#### Task details:
Select the lines below containing the word "this".
........
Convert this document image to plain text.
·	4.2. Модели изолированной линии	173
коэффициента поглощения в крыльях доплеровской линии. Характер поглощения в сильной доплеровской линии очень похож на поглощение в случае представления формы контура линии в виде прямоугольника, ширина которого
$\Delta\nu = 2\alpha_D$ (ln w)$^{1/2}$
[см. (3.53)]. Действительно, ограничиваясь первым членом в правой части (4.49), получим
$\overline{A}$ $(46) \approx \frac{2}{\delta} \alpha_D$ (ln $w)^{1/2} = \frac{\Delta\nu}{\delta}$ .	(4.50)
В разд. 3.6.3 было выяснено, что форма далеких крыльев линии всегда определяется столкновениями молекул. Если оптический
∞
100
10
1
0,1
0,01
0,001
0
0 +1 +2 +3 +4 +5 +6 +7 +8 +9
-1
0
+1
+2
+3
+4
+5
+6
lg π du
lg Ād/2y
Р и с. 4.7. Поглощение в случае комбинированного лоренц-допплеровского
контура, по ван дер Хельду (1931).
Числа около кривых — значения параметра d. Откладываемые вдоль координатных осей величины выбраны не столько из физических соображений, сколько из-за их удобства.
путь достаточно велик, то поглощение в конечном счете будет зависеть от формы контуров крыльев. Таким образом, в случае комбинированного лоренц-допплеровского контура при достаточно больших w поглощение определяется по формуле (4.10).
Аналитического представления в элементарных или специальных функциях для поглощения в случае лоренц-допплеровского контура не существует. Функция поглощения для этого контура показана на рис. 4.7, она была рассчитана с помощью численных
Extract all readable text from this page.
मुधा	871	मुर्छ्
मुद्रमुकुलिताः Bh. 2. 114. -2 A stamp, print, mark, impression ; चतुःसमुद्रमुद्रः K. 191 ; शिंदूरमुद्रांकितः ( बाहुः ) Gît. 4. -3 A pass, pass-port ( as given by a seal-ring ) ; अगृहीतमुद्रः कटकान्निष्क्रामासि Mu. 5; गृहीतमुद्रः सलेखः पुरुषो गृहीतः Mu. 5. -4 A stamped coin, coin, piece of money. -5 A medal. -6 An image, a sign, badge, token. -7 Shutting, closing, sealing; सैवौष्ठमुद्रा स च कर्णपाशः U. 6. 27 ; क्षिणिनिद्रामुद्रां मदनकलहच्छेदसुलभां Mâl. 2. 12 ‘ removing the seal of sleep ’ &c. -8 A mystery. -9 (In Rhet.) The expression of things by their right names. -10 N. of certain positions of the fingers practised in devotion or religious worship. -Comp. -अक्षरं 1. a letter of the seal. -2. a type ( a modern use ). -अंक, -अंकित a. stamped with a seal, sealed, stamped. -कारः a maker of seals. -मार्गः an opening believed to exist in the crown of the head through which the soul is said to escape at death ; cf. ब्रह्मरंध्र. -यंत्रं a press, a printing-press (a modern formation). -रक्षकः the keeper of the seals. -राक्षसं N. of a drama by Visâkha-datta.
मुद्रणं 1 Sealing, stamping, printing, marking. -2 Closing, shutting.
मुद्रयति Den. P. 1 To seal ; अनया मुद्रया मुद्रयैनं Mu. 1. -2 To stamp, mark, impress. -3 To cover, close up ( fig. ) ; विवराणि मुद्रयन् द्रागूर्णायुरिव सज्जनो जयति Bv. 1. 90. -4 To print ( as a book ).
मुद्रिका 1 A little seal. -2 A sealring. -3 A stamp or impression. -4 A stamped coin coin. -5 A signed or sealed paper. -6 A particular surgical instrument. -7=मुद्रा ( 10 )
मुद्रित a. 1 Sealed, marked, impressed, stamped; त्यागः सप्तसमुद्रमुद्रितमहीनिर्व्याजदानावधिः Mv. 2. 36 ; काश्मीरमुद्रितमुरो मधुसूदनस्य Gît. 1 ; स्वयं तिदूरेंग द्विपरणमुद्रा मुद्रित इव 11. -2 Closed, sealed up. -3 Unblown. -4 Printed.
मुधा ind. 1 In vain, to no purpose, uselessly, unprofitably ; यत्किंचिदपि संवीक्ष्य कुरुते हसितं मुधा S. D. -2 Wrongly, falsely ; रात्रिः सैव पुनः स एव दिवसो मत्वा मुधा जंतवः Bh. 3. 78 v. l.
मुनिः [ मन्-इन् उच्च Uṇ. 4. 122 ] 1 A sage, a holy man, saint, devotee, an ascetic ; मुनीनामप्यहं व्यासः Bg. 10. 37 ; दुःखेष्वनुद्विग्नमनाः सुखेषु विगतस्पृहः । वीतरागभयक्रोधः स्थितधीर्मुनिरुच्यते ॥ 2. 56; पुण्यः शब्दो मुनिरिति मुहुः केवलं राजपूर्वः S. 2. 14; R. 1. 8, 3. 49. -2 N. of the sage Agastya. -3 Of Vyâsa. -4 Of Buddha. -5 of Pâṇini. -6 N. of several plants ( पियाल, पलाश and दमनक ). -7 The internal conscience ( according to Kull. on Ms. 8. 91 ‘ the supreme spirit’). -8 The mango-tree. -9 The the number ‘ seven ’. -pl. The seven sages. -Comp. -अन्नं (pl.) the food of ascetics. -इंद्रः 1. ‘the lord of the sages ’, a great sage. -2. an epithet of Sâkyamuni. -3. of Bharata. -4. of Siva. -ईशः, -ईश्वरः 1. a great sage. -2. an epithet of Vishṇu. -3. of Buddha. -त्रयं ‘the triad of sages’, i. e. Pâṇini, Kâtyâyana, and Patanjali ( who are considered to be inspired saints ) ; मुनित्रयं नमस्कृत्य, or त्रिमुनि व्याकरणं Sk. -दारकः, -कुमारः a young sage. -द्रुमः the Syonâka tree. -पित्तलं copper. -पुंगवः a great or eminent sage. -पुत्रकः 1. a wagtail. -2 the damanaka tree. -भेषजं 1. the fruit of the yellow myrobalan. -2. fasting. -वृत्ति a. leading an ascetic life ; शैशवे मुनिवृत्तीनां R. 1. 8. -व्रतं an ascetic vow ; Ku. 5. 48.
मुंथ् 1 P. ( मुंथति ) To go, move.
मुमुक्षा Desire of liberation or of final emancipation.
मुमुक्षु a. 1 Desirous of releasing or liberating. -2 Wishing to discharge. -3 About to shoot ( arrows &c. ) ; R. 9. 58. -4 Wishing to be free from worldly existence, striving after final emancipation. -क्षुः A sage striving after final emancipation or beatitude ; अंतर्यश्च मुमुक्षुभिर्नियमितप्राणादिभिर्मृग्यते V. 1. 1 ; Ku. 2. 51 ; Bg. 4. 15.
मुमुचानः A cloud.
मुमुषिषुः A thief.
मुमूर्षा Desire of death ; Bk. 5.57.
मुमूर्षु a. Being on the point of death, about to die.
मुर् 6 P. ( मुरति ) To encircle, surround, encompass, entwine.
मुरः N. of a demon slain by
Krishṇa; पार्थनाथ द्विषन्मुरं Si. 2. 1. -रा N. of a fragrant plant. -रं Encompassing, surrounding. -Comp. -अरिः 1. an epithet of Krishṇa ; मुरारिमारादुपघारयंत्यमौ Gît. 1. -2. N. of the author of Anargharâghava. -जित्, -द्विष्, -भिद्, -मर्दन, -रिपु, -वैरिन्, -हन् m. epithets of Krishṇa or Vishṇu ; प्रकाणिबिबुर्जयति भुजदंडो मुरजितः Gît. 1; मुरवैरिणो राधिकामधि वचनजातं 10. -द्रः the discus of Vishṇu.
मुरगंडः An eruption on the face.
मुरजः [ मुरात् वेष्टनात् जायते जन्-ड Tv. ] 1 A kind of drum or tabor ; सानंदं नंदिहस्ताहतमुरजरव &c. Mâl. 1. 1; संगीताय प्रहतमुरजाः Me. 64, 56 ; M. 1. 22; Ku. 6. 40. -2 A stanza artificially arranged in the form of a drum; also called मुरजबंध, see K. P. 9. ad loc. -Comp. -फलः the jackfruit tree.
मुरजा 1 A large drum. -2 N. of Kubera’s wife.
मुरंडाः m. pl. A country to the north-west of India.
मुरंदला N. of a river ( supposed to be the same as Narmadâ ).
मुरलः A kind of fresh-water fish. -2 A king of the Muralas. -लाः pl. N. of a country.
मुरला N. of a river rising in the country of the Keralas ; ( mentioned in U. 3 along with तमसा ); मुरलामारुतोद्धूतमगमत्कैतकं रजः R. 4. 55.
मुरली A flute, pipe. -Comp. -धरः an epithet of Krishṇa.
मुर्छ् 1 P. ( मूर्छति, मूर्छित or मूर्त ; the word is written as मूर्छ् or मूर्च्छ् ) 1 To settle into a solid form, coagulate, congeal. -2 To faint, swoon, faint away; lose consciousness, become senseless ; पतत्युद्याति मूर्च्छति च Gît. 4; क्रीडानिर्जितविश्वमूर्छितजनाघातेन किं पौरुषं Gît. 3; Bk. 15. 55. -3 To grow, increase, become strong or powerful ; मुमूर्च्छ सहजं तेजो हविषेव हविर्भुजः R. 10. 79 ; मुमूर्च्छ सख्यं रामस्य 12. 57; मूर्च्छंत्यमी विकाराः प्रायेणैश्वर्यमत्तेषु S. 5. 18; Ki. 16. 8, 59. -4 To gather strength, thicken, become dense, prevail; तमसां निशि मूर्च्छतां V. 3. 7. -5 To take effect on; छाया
........
#### Task output:
Convert this document image to plain text.
Extract all readable text from this page.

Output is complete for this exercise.